Track down each line below containing the string "high" and copy it.

(Records from a data source)
+-------+
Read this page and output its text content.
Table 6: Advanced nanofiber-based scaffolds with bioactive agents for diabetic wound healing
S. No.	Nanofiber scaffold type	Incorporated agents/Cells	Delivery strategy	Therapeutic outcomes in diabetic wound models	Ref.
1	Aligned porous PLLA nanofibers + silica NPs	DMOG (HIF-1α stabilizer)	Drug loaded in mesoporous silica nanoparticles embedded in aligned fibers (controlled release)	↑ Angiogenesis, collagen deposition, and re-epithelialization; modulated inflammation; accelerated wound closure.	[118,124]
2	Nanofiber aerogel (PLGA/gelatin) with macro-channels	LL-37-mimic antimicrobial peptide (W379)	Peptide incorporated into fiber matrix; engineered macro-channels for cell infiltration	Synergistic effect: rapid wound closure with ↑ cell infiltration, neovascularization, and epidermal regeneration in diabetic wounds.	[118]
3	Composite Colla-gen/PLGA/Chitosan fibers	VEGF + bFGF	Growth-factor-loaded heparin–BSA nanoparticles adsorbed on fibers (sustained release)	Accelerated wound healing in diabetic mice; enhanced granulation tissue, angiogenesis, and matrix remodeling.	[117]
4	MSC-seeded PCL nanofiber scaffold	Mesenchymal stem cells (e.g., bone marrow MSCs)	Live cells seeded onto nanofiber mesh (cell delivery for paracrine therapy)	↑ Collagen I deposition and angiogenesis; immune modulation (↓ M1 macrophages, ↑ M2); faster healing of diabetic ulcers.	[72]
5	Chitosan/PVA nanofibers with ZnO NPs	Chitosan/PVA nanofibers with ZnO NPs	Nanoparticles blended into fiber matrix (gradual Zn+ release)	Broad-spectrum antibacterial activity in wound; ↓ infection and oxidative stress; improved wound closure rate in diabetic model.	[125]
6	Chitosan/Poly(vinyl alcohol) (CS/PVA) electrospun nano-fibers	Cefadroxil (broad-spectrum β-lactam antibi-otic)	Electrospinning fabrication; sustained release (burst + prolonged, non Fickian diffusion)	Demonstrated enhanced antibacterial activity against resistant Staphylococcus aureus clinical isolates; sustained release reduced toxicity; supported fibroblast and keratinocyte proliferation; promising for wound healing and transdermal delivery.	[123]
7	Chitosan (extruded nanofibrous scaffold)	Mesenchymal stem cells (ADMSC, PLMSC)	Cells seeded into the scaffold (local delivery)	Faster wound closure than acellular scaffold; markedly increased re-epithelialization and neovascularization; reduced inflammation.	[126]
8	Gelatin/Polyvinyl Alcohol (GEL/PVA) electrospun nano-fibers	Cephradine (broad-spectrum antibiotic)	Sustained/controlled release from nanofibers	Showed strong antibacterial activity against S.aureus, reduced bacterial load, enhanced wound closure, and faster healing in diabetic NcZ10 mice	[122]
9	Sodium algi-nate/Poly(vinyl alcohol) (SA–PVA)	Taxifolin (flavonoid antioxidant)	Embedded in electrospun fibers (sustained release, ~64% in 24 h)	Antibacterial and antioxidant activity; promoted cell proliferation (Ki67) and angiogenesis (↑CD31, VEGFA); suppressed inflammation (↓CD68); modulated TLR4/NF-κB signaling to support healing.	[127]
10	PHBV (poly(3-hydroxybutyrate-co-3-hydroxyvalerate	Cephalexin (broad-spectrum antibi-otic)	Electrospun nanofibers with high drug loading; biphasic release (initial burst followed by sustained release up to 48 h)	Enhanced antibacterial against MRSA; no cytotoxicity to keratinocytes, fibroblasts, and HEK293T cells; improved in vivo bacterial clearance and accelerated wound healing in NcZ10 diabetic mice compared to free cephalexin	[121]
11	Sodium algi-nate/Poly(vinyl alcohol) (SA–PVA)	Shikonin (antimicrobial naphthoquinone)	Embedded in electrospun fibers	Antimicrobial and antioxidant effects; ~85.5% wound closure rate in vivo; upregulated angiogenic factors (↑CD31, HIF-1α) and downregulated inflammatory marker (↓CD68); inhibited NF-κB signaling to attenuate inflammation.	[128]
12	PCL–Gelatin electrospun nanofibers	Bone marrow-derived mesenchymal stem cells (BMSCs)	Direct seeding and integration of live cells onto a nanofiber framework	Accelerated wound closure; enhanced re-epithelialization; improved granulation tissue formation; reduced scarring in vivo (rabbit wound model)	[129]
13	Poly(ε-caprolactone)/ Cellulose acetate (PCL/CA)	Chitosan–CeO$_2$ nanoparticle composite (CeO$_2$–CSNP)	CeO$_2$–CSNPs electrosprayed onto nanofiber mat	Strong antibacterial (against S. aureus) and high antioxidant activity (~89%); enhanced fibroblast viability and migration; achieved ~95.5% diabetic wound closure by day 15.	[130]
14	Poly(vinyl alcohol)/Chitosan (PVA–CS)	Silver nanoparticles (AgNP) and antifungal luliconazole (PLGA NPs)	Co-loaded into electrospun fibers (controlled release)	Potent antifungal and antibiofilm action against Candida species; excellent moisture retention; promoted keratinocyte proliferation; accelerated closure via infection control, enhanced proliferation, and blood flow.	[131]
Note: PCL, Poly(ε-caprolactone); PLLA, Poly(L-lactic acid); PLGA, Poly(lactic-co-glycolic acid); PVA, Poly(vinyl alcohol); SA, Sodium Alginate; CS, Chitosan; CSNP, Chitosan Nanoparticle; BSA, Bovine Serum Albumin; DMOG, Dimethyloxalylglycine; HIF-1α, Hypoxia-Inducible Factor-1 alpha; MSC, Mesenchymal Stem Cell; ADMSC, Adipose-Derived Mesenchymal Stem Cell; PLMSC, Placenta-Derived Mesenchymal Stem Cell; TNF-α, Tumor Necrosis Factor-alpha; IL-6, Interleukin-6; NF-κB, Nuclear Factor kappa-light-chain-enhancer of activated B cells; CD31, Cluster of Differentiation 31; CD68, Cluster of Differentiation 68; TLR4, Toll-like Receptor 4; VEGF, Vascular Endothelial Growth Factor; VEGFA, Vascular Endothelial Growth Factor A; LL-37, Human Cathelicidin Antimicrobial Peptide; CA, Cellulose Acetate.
+-------+
▸ Task response
10	PHBV (poly(3-hydroxybutyrate-co-3-hydroxyvalerate	Cephalexin (broad-spectrum antibi-otic)	Electrospun nanofibers with high drug loading; biphasic release (initial burst followed by sustained release up to 48 h)	Enhanced antibacterial against MRSA; no cytotoxicity to keratinocytes, fibroblasts, and HEK293T cells; improved in vivo bacterial clearance and accelerated wound healing in NcZ10 diabetic mice compared to free cephalexin	[121]
13	Poly(ε-caprolactone)/ Cellulose acetate (PCL/CA)	Chitosan–CeO$_2$ nanoparticle composite (CeO$_2$–CSNP)	CeO$_2$–CSNPs electrosprayed onto nanofiber mat	Strong antibacterial (against S. aureus) and high antioxidant activity (~89%); enhanced fibroblast viability and migration; achieved ~95.5% diabetic wound closure by day 15.	[130]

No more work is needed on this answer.